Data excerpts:
[start]
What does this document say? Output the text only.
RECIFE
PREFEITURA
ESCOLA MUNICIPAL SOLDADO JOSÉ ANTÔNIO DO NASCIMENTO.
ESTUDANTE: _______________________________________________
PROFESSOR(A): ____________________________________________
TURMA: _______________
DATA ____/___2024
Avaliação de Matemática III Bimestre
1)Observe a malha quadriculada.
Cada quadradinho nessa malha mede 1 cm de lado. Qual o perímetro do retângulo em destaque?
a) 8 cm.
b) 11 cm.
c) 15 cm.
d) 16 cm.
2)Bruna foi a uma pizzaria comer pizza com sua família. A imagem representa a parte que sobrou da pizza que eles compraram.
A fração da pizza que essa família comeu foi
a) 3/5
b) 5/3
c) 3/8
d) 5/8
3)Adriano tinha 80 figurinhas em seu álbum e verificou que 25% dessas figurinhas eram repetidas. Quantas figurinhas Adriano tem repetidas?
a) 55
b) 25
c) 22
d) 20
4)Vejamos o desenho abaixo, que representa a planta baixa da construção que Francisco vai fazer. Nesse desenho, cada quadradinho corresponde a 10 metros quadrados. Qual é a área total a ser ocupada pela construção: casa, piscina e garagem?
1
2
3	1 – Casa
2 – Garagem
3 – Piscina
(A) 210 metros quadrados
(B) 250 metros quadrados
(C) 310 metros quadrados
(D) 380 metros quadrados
[end]
To do: Provide only the count of lines in the data above that include the string "família".

Completed exercise: 2